**TASK:** Copy every line of the records below where the word "name" occurs.
........
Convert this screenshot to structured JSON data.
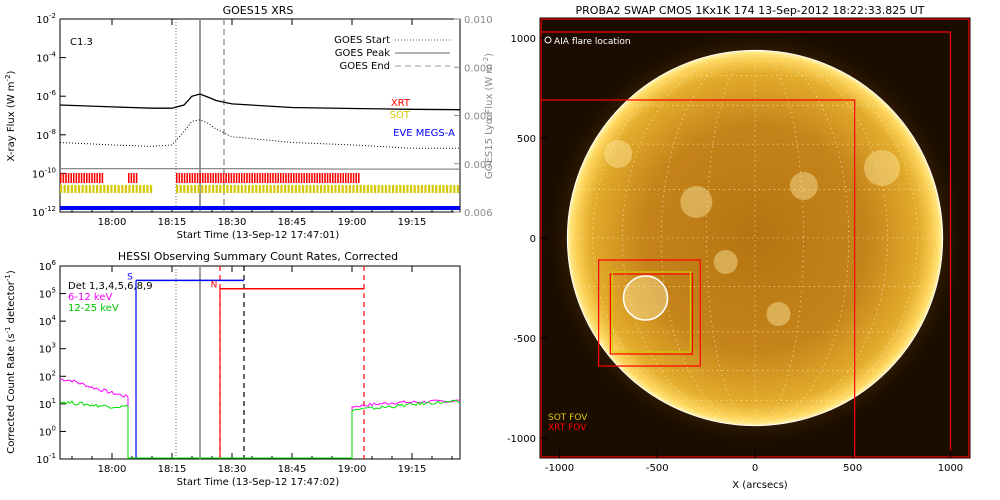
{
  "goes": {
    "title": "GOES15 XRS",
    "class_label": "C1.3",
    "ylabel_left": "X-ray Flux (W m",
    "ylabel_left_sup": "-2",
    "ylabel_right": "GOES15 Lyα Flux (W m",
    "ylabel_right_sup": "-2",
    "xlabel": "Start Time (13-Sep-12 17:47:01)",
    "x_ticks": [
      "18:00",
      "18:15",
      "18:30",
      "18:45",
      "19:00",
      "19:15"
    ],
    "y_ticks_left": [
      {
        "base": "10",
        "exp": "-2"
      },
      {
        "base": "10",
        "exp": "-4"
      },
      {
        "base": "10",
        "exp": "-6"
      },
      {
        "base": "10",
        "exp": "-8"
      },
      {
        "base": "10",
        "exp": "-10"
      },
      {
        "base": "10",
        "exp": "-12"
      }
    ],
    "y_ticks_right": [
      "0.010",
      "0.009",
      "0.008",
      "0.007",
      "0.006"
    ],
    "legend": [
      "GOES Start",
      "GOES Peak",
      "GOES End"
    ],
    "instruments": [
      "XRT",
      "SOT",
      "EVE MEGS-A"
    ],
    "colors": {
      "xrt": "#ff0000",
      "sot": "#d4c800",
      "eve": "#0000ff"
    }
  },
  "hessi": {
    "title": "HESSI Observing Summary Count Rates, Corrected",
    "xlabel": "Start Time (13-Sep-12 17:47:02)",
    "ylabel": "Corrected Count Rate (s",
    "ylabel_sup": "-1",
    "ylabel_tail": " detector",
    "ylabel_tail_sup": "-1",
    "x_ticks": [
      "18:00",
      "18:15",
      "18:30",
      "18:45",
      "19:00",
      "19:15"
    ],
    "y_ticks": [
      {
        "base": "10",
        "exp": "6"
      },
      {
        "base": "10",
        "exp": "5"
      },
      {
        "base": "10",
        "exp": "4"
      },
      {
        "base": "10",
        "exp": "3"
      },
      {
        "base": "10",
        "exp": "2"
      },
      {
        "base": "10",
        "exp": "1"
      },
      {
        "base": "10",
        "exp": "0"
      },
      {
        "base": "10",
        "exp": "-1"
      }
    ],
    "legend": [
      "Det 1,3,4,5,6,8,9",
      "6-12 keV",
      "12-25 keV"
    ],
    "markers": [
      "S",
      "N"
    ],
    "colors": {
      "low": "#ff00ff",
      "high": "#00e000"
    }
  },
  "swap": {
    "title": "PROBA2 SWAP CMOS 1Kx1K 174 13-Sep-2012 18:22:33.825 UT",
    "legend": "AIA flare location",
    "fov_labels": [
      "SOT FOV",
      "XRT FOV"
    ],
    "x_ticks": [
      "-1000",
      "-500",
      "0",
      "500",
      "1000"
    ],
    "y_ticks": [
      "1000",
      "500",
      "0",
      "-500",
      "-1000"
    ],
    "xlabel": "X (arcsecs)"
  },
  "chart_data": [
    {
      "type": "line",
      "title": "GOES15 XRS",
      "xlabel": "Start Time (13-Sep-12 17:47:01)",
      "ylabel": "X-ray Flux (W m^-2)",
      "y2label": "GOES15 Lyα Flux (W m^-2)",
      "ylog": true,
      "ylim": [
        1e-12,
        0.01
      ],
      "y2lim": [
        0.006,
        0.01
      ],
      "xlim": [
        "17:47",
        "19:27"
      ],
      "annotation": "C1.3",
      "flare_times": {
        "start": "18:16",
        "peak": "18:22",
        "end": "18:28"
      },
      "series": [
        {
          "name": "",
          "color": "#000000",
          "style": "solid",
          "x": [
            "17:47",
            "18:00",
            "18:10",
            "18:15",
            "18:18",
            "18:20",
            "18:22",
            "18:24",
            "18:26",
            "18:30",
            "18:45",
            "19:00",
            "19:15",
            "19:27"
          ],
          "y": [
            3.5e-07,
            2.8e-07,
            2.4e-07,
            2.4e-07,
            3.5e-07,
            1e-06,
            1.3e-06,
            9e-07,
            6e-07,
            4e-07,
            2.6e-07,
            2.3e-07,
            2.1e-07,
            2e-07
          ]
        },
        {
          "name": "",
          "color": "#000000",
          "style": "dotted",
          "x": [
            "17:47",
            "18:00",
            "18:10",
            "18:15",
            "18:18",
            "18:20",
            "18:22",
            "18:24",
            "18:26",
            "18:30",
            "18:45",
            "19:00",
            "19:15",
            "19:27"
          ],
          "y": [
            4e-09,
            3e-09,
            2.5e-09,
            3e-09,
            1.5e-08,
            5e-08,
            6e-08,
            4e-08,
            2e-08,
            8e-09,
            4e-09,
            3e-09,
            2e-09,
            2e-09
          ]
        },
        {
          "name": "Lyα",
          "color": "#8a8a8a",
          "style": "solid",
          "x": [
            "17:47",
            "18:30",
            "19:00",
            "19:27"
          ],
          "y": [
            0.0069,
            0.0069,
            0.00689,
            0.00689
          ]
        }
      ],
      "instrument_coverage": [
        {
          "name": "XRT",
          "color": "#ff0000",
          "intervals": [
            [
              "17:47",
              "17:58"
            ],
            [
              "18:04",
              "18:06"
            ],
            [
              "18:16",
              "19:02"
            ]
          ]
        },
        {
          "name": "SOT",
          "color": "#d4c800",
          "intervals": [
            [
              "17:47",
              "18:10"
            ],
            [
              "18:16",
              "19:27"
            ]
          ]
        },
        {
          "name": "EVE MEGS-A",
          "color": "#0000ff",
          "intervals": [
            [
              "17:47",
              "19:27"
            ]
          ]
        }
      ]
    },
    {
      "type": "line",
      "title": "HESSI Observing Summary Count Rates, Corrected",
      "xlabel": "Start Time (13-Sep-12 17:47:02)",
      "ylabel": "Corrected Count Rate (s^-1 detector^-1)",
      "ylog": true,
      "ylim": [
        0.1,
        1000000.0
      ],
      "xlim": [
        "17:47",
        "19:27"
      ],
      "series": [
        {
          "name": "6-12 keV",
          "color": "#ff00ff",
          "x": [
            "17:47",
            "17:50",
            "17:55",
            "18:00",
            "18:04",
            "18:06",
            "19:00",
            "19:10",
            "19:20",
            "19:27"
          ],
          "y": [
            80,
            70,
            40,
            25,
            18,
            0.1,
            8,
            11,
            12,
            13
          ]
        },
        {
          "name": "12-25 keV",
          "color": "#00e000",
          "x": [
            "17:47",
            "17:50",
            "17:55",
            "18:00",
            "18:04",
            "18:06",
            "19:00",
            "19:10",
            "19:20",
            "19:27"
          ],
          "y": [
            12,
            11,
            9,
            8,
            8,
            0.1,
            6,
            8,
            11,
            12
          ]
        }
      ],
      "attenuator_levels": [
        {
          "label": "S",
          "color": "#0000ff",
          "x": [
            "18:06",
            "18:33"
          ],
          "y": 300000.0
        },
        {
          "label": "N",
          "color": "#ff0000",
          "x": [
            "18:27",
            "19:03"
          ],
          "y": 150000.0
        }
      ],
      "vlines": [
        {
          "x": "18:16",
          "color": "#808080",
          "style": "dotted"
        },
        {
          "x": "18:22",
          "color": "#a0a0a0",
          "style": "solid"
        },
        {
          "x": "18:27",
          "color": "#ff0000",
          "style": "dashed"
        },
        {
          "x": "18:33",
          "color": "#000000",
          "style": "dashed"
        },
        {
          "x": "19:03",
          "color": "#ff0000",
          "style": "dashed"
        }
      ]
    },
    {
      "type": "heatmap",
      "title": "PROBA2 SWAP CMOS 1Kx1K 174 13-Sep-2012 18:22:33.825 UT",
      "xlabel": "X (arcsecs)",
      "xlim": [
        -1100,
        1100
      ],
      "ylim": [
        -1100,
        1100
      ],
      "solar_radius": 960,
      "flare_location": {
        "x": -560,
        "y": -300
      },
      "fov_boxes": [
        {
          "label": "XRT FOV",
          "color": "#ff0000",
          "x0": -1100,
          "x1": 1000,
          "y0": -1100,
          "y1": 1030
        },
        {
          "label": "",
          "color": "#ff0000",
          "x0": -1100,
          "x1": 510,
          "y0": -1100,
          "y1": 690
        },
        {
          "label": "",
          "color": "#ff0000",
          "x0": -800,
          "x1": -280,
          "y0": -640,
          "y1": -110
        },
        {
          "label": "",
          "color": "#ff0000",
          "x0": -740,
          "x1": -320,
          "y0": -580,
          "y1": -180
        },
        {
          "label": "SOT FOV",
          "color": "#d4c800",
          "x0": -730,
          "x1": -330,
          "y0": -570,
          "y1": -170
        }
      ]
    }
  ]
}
........
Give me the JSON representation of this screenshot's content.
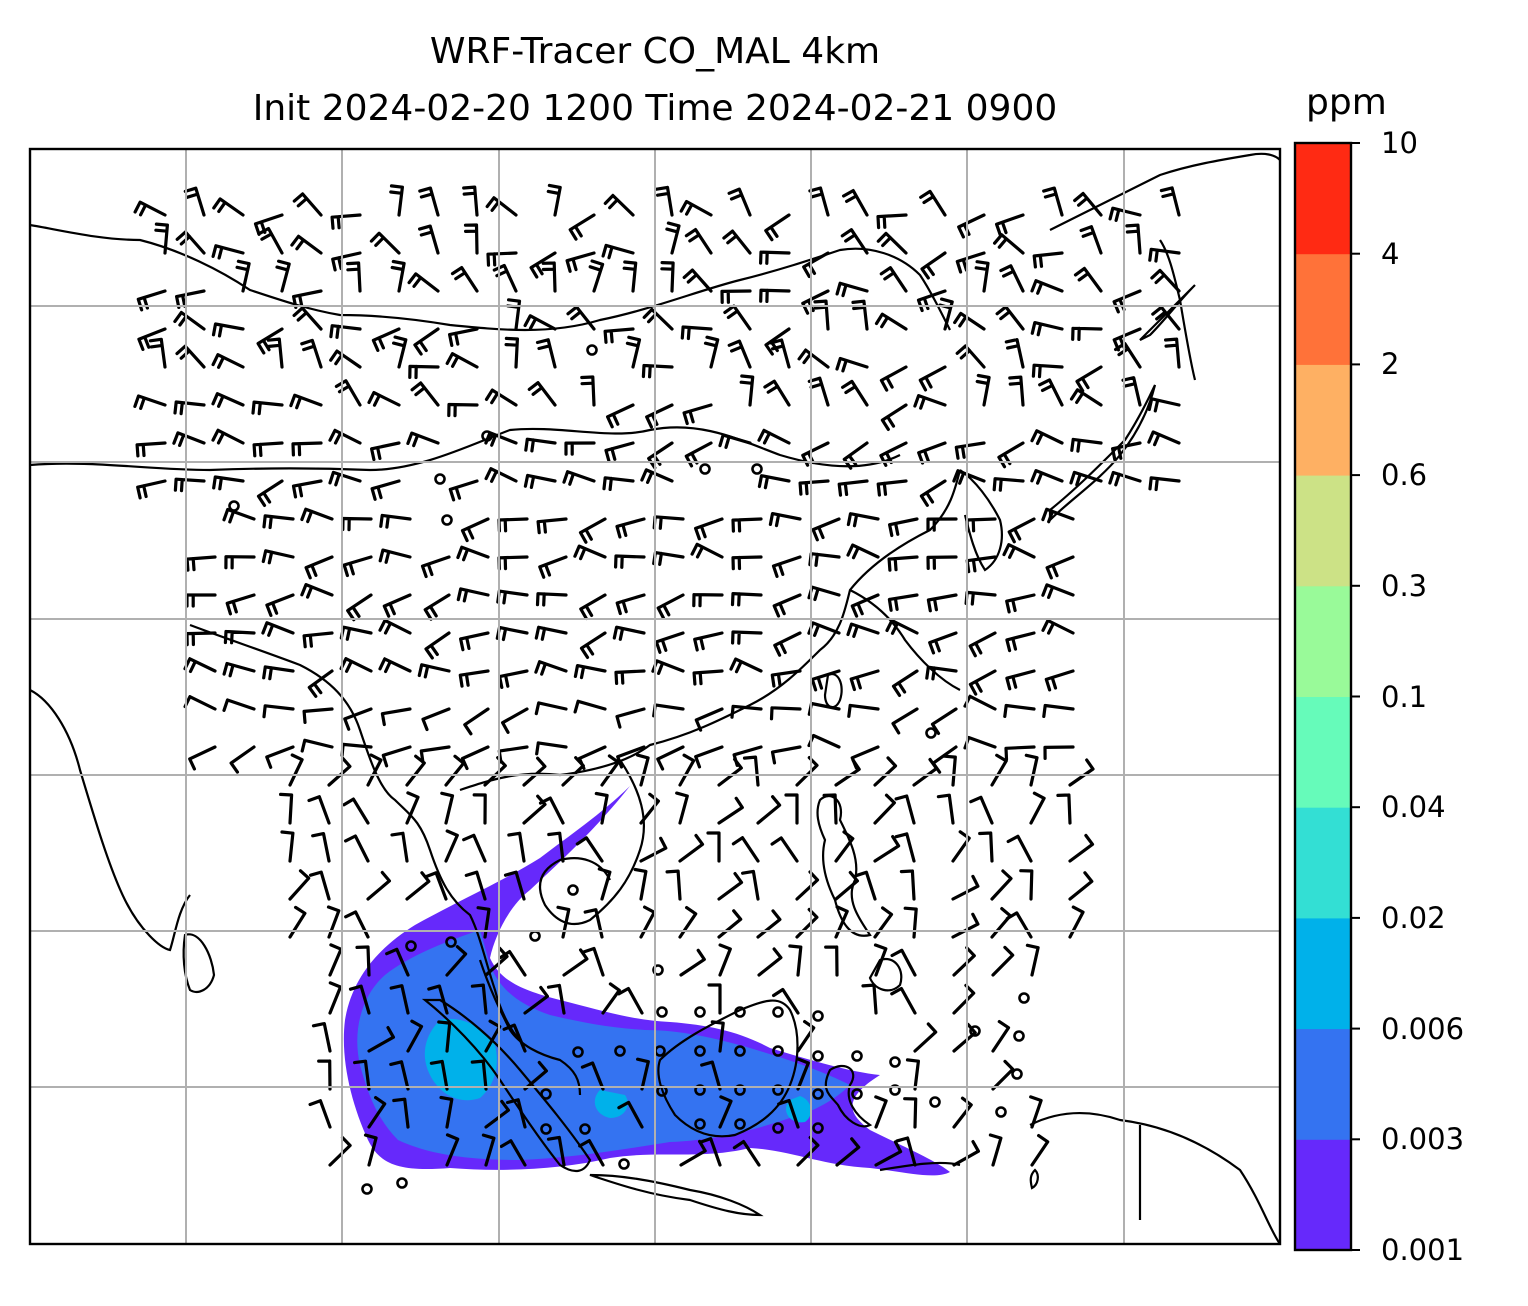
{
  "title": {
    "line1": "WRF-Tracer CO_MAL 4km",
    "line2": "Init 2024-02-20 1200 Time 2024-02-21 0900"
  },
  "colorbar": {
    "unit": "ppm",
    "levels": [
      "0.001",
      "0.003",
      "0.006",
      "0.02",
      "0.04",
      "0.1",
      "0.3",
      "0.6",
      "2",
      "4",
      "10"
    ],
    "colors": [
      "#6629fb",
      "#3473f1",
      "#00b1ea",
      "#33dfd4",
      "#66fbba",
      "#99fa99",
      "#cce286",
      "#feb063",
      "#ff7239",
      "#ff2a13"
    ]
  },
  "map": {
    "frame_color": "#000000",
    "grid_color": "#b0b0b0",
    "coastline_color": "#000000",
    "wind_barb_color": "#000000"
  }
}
........
**SOLUTION TO THIS TASK:**
          "name": "",
          "name": "",
          "name": "Lyα",
          "name": "XRT",
          "name": "SOT",
          "name": "EVE MEGS-A",
          "name": "6-12 keV",
          "name": "12-25 keV",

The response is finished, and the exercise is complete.